» **Material to process**

= = =

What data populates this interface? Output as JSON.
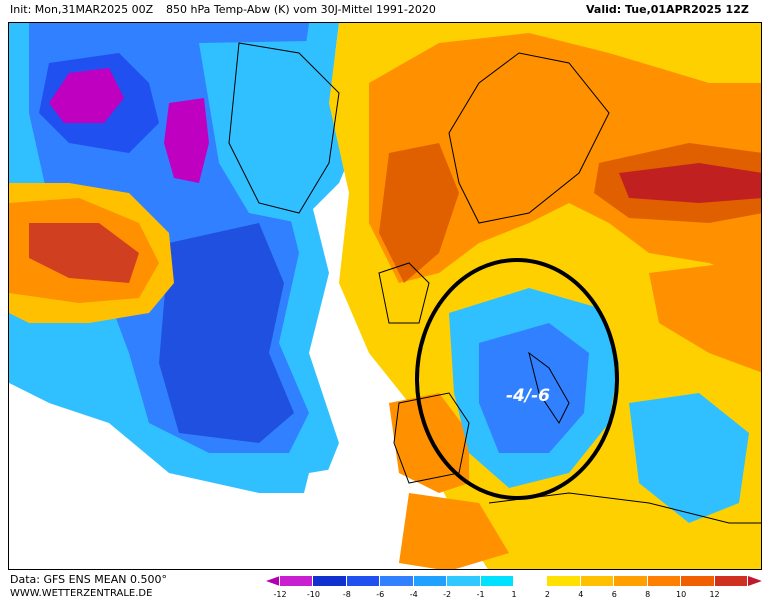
{
  "header": {
    "init_label": "Init: Mon,31MAR2025 00Z",
    "title": "850 hPa Temp-Abw (K) vom 30J-Mittel 1991-2020",
    "valid_label": "Valid: Tue,01APR2025 12Z"
  },
  "map": {
    "annotation": "-4/-6",
    "highlight": "black ellipse around western Mediterranean cold anomaly",
    "colors": {
      "ocean_neutral": "#ffffff",
      "deep_purple": "#c000c0",
      "blue_dark": "#2040e0",
      "blue_mid": "#3070ff",
      "blue_light": "#30c0ff",
      "cyan": "#00e0ff",
      "yellow": "#ffd000",
      "orange": "#ff9000",
      "dark_orange": "#e06000",
      "red": "#c02020"
    }
  },
  "footer": {
    "data_label": "Data: GFS ENS MEAN 0.500°",
    "site_label": "WWW.WETTERZENTRALE.DE"
  },
  "legend": {
    "boxes": [
      {
        "color": "#b000b0"
      },
      {
        "color": "#c820d0"
      },
      {
        "color": "#1030d0"
      },
      {
        "color": "#2050f0"
      },
      {
        "color": "#3080ff"
      },
      {
        "color": "#20a0ff"
      },
      {
        "color": "#30c8ff"
      },
      {
        "color": "#00e0ff"
      },
      {
        "color": "#ffffff"
      },
      {
        "color": "#ffe000"
      },
      {
        "color": "#ffc000"
      },
      {
        "color": "#ffa000"
      },
      {
        "color": "#ff8000"
      },
      {
        "color": "#f06000"
      },
      {
        "color": "#d03020"
      },
      {
        "color": "#c01830"
      }
    ],
    "ticks": [
      "-12",
      "-10",
      "-8",
      "-6",
      "-4",
      "-2",
      "-1",
      "1",
      "2",
      "4",
      "6",
      "8",
      "10",
      "12"
    ]
  }
}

= = =

» **Aim**
Each record above must be returned exactly as written, with its pictures omitted.

» **Result of this exercise**
What data populates this interface? Output as JSON.
{
  "header": {
    "init_label": "Init: Mon,31MAR2025 00Z",
    "title": "850 hPa Temp-Abw (K) vom 30J-Mittel 1991-2020",
    "valid_label": "Valid: Tue,01APR2025 12Z"
  },
  "map": {
    "annotation": "-4/-6",
    "highlight": "black ellipse around western Mediterranean cold anomaly",
    "colors": {
      "ocean_neutral": "#ffffff",
      "deep_purple": "#c000c0",
      "blue_dark": "#2040e0",
      "blue_mid": "#3070ff",
      "blue_light": "#30c0ff",
      "cyan": "#00e0ff",
      "yellow": "#ffd000",
      "orange": "#ff9000",
      "dark_orange": "#e06000",
      "red": "#c02020"
    }
  },
  "footer": {
    "data_label": "Data: GFS ENS MEAN 0.500°",
    "site_label": "WWW.WETTERZENTRALE.DE"
  },
  "legend": {
    "boxes": [
      {
        "color": "#b000b0"
      },
      {
        "color": "#c820d0"
      },
      {
        "color": "#1030d0"
      },
      {
        "color": "#2050f0"
      },
      {
        "color": "#3080ff"
      },
      {
        "color": "#20a0ff"
      },
      {
        "color": "#30c8ff"
      },
      {
        "color": "#00e0ff"
      },
      {
        "color": "#ffffff"
      },
      {
        "color": "#ffe000"
      },
      {
        "color": "#ffc000"
      },
      {
        "color": "#ffa000"
      },
      {
        "color": "#ff8000"
      },
      {
        "color": "#f06000"
      },
      {
        "color": "#d03020"
      },
      {
        "color": "#c01830"
      }
    ],
    "ticks": [
      "-12",
      "-10",
      "-8",
      "-6",
      "-4",
      "-2",
      "-1",
      "1",
      "2",
      "4",
      "6",
      "8",
      "10",
      "12"
    ]
  }
}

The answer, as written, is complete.